> [DATA FOR THE TASK]:
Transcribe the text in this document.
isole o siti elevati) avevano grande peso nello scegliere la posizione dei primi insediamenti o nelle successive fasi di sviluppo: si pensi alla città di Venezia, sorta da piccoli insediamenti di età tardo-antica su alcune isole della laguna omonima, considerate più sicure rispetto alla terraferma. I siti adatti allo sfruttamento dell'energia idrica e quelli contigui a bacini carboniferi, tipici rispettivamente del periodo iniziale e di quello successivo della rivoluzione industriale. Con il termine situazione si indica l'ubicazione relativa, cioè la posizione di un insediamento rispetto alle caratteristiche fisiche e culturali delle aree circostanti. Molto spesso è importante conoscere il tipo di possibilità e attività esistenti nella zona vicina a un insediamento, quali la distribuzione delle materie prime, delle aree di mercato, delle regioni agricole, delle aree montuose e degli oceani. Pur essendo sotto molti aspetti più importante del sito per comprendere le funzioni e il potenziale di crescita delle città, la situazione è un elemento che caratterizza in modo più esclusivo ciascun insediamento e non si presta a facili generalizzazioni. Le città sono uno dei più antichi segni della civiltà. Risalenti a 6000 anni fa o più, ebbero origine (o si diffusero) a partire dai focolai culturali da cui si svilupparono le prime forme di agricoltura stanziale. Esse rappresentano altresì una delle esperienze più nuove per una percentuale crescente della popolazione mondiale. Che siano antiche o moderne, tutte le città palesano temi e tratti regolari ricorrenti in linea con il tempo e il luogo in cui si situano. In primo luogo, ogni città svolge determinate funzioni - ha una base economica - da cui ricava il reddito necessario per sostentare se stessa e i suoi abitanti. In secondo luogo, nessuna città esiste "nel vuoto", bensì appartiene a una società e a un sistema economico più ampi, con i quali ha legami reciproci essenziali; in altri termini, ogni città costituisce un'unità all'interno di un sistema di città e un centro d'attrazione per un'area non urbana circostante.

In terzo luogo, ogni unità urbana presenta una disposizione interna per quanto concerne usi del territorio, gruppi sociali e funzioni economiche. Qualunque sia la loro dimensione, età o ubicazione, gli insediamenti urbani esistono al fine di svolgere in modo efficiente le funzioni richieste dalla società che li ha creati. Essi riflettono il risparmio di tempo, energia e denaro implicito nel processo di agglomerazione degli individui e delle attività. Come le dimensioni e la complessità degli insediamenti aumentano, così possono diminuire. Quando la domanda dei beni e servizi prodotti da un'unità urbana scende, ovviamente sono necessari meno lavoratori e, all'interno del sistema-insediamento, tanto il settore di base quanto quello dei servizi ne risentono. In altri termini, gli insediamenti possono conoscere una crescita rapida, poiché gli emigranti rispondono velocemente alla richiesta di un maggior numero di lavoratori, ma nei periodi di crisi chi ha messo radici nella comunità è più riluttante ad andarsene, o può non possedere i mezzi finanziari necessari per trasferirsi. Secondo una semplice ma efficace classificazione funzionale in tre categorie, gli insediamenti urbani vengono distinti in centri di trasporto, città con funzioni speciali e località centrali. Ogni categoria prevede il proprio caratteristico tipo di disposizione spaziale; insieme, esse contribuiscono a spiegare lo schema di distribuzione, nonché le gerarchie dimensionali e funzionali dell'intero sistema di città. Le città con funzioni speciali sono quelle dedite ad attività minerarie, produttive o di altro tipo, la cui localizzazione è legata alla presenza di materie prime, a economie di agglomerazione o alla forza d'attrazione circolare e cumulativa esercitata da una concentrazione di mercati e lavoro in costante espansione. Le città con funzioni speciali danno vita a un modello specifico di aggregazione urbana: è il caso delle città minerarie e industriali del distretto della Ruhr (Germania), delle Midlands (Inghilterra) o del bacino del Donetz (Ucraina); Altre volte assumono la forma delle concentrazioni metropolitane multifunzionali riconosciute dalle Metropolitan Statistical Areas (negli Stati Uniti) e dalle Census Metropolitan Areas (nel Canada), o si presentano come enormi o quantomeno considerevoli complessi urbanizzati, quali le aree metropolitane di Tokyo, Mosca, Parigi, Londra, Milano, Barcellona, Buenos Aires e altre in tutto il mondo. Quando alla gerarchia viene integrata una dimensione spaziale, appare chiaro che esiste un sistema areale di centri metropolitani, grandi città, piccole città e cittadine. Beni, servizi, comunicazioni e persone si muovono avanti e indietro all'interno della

---

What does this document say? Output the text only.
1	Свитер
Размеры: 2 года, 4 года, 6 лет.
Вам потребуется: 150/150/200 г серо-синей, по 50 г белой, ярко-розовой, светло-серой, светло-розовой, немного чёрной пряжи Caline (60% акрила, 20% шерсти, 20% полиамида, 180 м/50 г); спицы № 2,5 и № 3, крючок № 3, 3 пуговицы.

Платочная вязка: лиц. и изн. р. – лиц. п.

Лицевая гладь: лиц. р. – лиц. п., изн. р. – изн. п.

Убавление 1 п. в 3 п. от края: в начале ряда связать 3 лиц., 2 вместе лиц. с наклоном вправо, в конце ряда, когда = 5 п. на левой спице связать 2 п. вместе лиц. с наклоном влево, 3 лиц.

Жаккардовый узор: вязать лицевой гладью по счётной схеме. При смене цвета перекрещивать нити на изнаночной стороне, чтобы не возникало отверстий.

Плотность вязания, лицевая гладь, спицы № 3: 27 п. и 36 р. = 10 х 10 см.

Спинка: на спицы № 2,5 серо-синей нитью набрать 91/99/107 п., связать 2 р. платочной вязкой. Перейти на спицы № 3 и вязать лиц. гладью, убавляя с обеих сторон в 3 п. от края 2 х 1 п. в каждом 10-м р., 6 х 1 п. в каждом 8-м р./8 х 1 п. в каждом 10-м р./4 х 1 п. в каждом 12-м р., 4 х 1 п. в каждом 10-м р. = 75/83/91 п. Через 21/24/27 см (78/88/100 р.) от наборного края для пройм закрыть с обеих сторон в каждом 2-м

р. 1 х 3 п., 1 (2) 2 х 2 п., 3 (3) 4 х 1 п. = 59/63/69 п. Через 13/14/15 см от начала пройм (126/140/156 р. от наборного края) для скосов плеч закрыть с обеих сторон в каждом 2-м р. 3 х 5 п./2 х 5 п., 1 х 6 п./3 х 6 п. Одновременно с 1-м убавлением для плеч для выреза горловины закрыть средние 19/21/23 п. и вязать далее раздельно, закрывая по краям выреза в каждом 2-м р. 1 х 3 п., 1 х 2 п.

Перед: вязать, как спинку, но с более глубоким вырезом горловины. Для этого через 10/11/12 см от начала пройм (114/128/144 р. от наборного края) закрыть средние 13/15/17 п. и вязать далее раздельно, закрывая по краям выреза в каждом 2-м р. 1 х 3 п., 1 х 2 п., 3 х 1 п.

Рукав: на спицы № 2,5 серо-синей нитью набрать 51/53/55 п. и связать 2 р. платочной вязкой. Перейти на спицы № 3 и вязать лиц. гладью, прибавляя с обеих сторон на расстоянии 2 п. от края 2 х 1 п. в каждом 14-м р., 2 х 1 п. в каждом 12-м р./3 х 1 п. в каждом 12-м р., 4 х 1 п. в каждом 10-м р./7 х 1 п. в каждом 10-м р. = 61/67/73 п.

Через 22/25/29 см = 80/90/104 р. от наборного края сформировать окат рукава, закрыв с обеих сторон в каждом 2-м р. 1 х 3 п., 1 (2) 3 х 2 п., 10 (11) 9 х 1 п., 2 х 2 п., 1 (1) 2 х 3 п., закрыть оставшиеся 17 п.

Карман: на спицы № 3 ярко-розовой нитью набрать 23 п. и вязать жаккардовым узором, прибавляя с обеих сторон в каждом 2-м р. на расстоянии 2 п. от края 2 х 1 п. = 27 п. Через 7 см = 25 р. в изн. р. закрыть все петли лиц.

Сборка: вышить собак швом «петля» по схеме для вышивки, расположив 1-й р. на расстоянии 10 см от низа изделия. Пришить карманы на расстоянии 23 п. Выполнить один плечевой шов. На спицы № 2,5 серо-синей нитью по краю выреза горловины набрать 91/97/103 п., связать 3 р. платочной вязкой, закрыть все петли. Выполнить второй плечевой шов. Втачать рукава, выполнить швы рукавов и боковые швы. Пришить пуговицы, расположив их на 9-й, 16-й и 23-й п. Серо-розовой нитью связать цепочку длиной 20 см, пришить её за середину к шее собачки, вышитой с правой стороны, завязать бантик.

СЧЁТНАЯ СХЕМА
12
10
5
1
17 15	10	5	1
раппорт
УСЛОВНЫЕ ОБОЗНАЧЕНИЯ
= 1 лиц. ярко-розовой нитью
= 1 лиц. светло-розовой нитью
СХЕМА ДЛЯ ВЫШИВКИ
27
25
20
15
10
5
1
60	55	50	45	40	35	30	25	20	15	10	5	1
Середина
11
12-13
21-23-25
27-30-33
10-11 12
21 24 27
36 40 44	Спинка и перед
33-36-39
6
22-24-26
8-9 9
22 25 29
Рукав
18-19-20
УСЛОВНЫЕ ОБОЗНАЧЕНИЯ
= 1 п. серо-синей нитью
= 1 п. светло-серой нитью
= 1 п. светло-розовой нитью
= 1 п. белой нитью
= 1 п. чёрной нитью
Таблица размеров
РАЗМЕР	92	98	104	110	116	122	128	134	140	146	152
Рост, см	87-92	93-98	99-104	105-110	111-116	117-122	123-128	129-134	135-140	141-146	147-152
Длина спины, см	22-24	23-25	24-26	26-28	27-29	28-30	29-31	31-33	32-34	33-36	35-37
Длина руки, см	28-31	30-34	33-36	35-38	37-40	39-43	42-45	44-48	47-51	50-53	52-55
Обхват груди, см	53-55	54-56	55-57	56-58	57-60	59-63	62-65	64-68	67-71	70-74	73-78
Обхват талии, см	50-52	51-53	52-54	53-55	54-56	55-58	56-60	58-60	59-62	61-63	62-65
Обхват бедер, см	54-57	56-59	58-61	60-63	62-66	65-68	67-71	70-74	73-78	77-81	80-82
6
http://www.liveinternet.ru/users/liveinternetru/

> [THE REQUEST]: Find every line with the word "this" and state how many there are, with no other words.

> [COMPLETED EXERCISE]: 2